» What you should do
Search the material for the string "this", then report how many lines hold it, with no other text.

» Extracted material
════════════════

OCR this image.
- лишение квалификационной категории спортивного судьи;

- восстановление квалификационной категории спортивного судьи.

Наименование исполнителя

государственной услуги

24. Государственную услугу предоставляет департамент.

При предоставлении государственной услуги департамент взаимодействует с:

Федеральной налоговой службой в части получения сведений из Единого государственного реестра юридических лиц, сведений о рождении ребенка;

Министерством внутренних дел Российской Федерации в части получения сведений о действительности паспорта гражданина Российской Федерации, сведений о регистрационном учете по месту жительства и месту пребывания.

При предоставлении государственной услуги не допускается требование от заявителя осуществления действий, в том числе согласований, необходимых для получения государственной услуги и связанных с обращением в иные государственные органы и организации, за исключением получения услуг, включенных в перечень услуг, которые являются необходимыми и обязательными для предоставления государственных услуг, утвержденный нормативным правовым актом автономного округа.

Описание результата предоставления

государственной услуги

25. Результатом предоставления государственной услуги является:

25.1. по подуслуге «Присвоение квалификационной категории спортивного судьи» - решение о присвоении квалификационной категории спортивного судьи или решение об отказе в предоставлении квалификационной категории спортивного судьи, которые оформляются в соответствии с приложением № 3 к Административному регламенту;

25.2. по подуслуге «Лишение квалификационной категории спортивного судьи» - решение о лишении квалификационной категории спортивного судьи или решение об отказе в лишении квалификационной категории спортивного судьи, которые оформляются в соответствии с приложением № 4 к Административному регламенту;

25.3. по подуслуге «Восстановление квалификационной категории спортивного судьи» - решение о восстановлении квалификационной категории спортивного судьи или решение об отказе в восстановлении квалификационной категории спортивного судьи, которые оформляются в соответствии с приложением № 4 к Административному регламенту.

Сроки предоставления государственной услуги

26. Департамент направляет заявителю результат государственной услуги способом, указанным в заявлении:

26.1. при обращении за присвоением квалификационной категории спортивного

════════════════

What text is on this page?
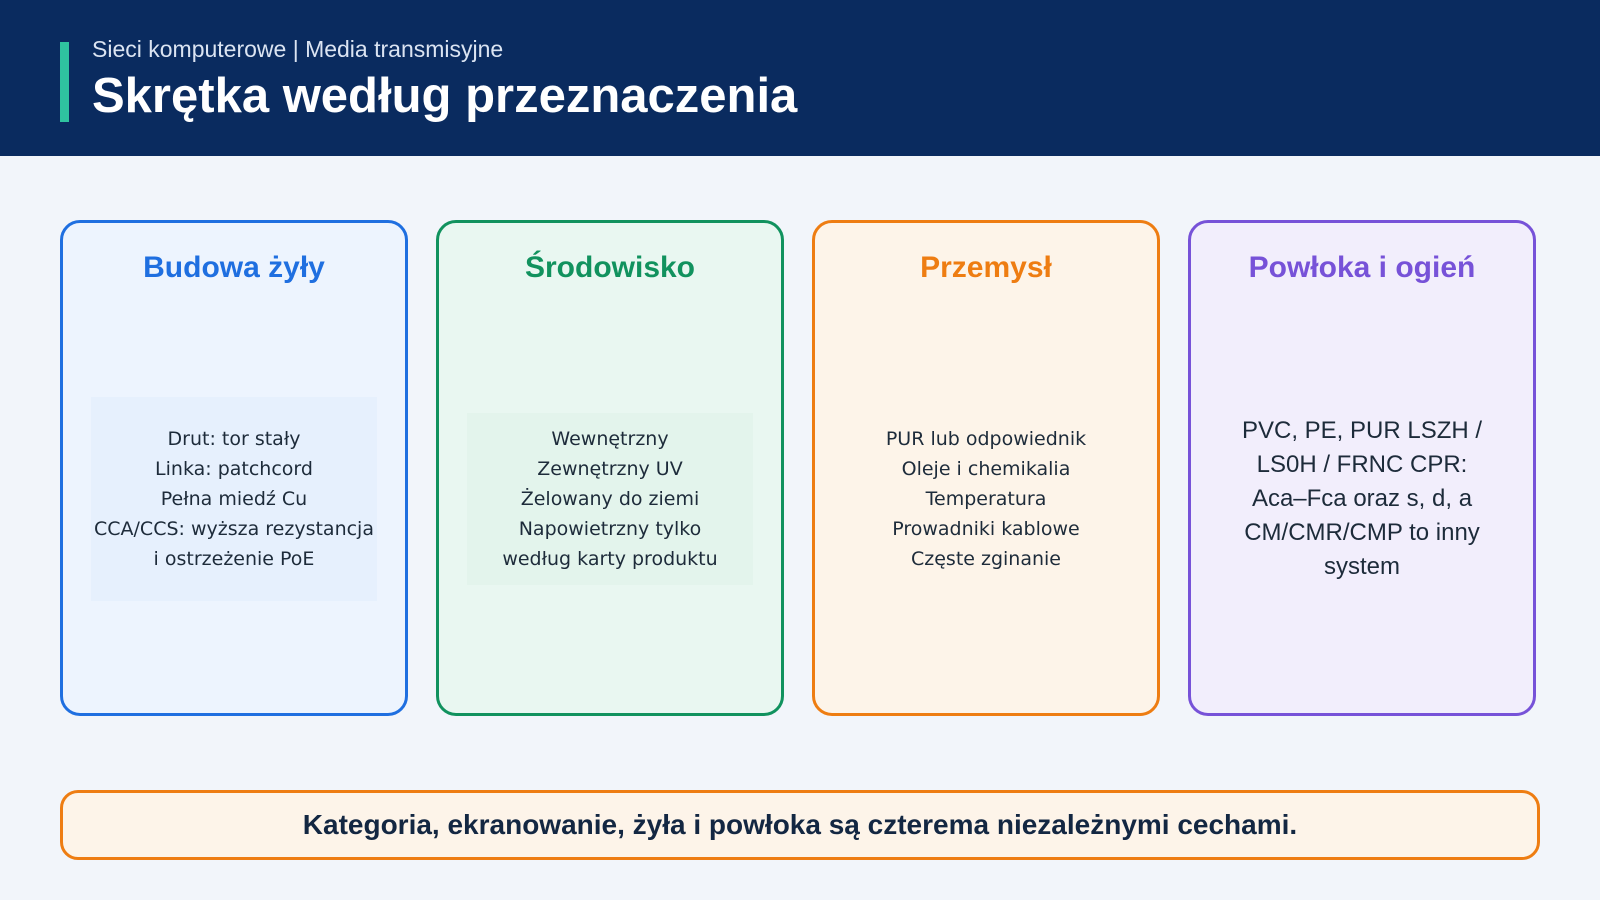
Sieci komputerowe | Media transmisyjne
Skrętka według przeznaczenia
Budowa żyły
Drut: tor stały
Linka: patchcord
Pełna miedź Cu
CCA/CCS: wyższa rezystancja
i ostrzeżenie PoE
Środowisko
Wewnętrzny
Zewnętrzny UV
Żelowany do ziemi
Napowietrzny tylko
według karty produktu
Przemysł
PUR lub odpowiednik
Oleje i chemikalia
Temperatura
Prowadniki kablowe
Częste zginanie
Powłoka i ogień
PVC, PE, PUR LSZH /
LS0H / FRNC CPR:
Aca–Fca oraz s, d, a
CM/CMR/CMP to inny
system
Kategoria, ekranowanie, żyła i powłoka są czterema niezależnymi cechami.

════════════════

» Task result
2